[Element placement data]
• • •

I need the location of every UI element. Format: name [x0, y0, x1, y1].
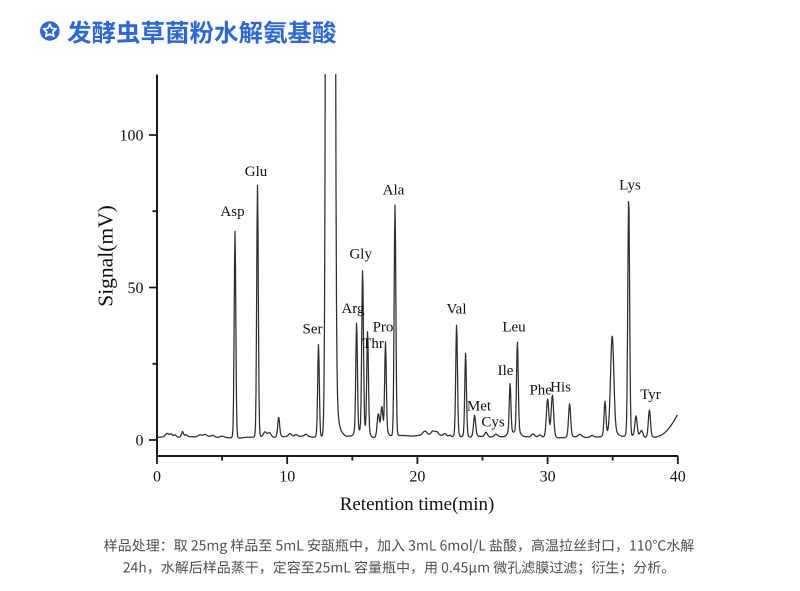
- svg-text:50: 50: [128, 280, 144, 297]
- svg-text:Gly: Gly: [349, 247, 372, 263]
- svg-text:His: His: [550, 380, 571, 396]
- svg-text:Met: Met: [467, 399, 492, 415]
- svg-text:Lys: Lys: [619, 178, 641, 194]
- svg-text:Leu: Leu: [502, 320, 526, 336]
- svg-text:0: 0: [153, 469, 161, 486]
- svg-text:Pro: Pro: [373, 320, 394, 336]
- svg-text:Signal(mV): Signal(mV): [94, 205, 118, 307]
- svg-text:Cys: Cys: [481, 415, 505, 431]
- svg-text:Asp: Asp: [220, 204, 244, 220]
- svg-text:Glu: Glu: [245, 164, 268, 180]
- svg-text:30: 30: [540, 469, 556, 486]
- svg-text:Val: Val: [447, 302, 467, 318]
- svg-text:Phe: Phe: [529, 383, 552, 399]
- svg-text:Ile: Ile: [498, 363, 514, 379]
- svg-text:Thr: Thr: [362, 336, 384, 352]
- svg-text:0: 0: [136, 433, 144, 450]
- svg-text:Retention time(min): Retention time(min): [340, 494, 495, 515]
- svg-text:Arg: Arg: [341, 301, 365, 317]
- svg-text:100: 100: [120, 128, 144, 145]
- svg-text:10: 10: [279, 469, 295, 486]
- svg-text:Tyr: Tyr: [640, 387, 661, 403]
- svg-text:20: 20: [409, 469, 425, 486]
- svg-text:Ser: Ser: [303, 322, 323, 338]
- svg-text:Ala: Ala: [383, 183, 405, 199]
- svg-text:40: 40: [670, 469, 686, 486]
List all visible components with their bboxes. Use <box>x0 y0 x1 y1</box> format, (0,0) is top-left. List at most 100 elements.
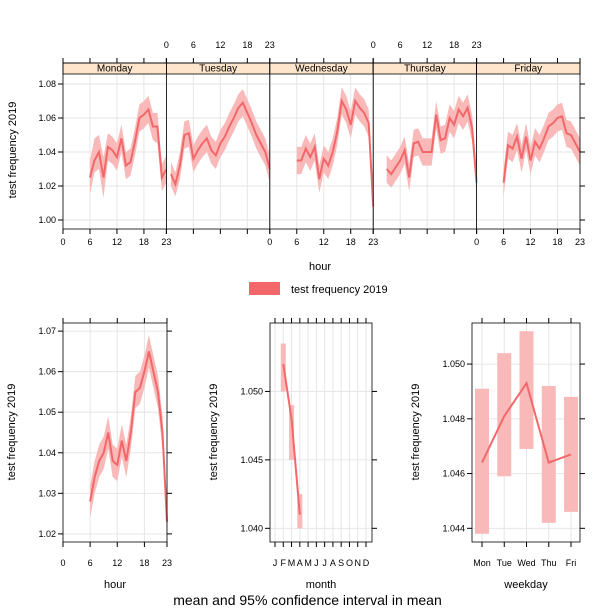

• • •

- EXERCISE PROMPT
Find every line in the records above that contains the string "need", matching case, and copy each of those lines.

- RESPONSE TO THIS TASK
I need the location of every UI element. Format: name [x0, y0, x1, y1].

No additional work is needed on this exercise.